### What the task asks
Restate the listing below word for word, omitting any images.

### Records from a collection
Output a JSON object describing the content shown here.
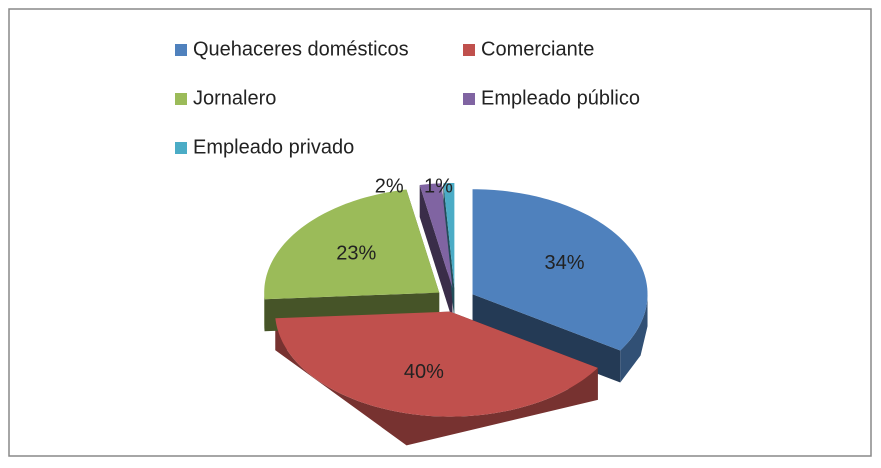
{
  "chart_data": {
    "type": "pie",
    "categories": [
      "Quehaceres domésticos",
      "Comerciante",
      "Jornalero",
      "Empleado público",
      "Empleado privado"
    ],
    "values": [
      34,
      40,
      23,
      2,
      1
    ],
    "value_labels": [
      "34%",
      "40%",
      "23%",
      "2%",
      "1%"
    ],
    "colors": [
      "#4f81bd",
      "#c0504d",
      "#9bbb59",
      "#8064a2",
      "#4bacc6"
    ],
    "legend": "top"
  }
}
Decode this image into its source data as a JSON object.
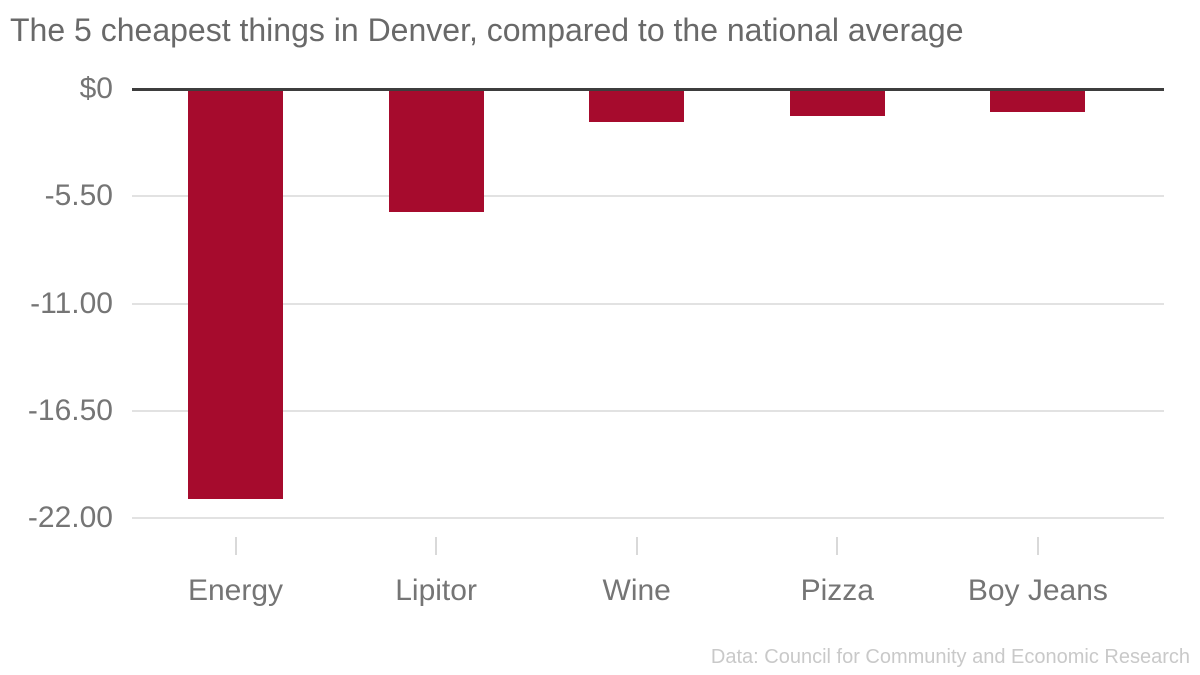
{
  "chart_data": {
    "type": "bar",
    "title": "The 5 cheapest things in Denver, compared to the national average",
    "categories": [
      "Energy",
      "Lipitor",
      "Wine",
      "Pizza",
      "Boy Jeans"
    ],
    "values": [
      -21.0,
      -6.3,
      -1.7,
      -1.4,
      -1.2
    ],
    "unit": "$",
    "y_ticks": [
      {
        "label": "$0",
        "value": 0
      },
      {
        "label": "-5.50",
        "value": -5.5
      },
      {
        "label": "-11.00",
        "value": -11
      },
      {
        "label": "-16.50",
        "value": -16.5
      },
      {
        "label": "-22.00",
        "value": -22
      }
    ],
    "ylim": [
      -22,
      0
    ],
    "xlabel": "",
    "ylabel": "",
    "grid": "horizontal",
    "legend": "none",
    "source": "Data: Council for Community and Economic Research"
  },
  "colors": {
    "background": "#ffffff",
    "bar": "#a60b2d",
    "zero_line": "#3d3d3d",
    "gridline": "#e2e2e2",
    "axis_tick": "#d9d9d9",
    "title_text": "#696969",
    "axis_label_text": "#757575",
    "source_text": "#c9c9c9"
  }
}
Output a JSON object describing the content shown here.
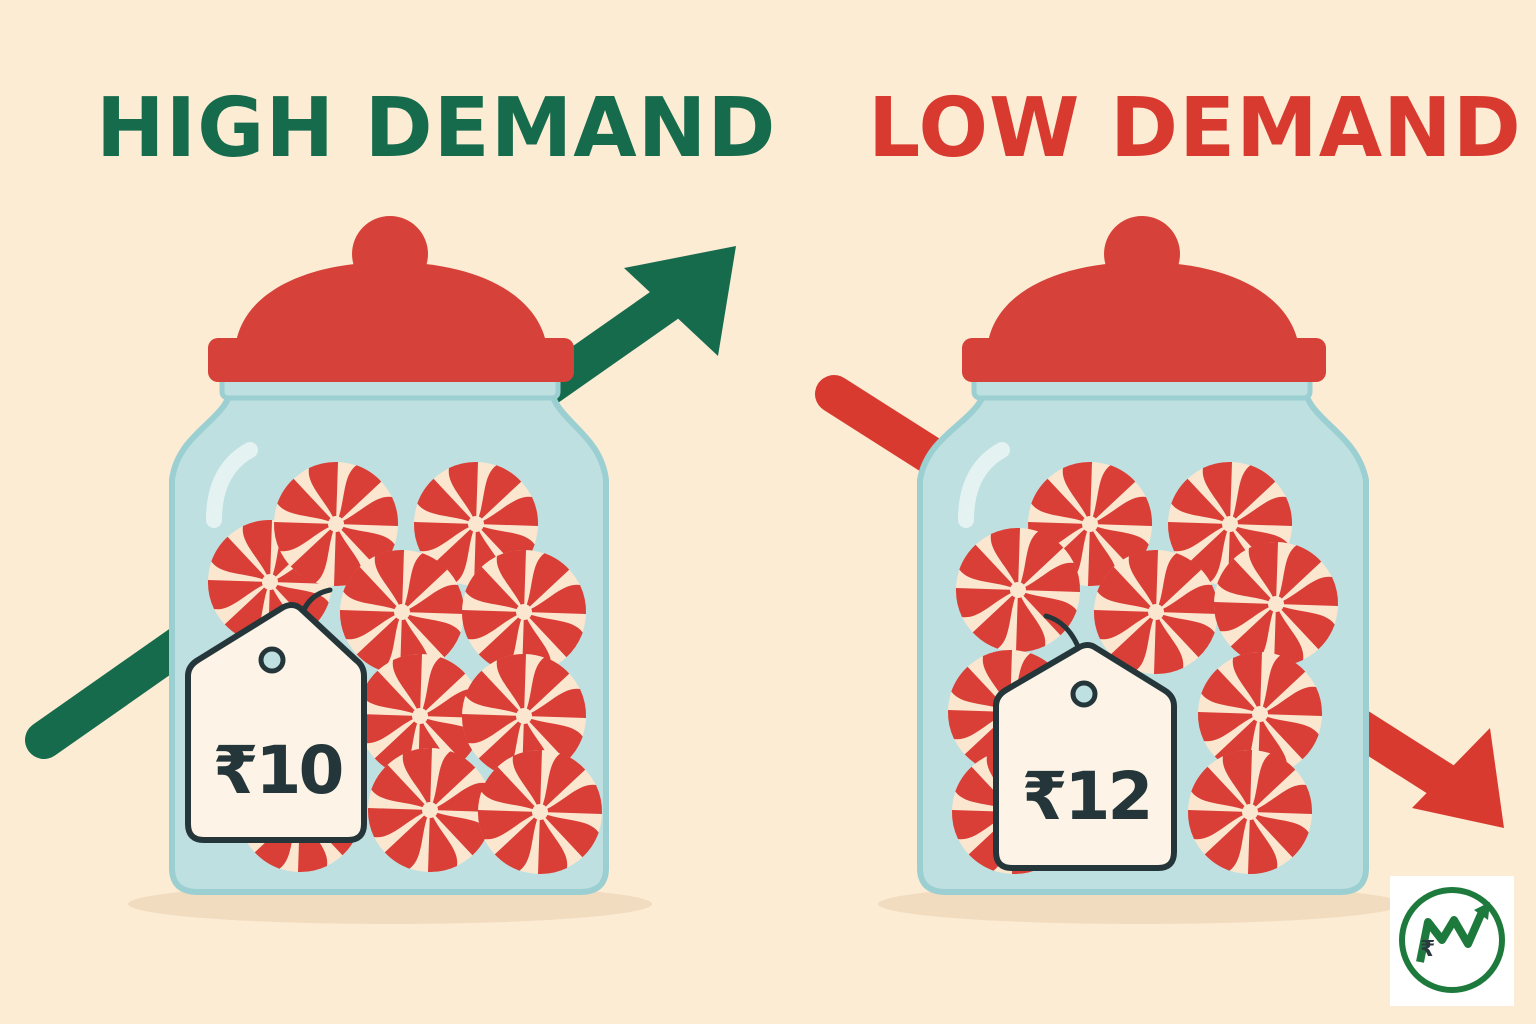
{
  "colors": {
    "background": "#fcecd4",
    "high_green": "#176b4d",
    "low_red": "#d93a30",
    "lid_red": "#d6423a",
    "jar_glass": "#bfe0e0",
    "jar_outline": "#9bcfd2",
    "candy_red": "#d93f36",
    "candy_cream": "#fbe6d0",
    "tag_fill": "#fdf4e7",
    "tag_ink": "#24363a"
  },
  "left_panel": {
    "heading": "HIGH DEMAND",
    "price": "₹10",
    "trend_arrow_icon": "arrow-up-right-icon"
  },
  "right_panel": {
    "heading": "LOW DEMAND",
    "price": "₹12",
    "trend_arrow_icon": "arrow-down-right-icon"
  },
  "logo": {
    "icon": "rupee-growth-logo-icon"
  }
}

### Correct output
Output a JSON object describing the content shown here.
{
  "chart_data": {
    "type": "pie",
    "categories": [
      "Quehaceres domésticos",
      "Comerciante",
      "Jornalero",
      "Empleado público",
      "Empleado privado"
    ],
    "values": [
      34,
      40,
      23,
      2,
      1
    ],
    "value_labels": [
      "34%",
      "40%",
      "23%",
      "2%",
      "1%"
    ],
    "colors": [
      "#4f81bd",
      "#c0504d",
      "#9bbb59",
      "#8064a2",
      "#4bacc6"
    ],
    "legend": "top"
  }
}
Decode this image into its source data as a JSON object.
{
  "chart_data": {
    "type": "bar",
    "title": "The 5 cheapest things in Denver, compared to the national average",
    "categories": [
      "Energy",
      "Lipitor",
      "Wine",
      "Pizza",
      "Boy Jeans"
    ],
    "values": [
      -21.0,
      -6.3,
      -1.7,
      -1.4,
      -1.2
    ],
    "unit": "$",
    "y_ticks": [
      {
        "label": "$0",
        "value": 0
      },
      {
        "label": "-5.50",
        "value": -5.5
      },
      {
        "label": "-11.00",
        "value": -11
      },
      {
        "label": "-16.50",
        "value": -16.5
      },
      {
        "label": "-22.00",
        "value": -22
      }
    ],
    "ylim": [
      -22,
      0
    ],
    "xlabel": "",
    "ylabel": "",
    "grid": "horizontal",
    "legend": "none",
    "source": "Data: Council for Community and Economic Research"
  },
  "colors": {
    "background": "#ffffff",
    "bar": "#a60b2d",
    "zero_line": "#3d3d3d",
    "gridline": "#e2e2e2",
    "axis_tick": "#d9d9d9",
    "title_text": "#696969",
    "axis_label_text": "#757575",
    "source_text": "#c9c9c9"
  }
}
Output a JSON object describing the content shown here.
{
  "colors": {
    "background": "#fcecd4",
    "high_green": "#176b4d",
    "low_red": "#d93a30",
    "lid_red": "#d6423a",
    "jar_glass": "#bfe0e0",
    "jar_outline": "#9bcfd2",
    "candy_red": "#d93f36",
    "candy_cream": "#fbe6d0",
    "tag_fill": "#fdf4e7",
    "tag_ink": "#24363a"
  },
  "left_panel": {
    "heading": "HIGH DEMAND",
    "price": "₹10",
    "trend_arrow_icon": "arrow-up-right-icon"
  },
  "right_panel": {
    "heading": "LOW DEMAND",
    "price": "₹12",
    "trend_arrow_icon": "arrow-down-right-icon"
  },
  "logo": {
    "icon": "rupee-growth-logo-icon"
  }
}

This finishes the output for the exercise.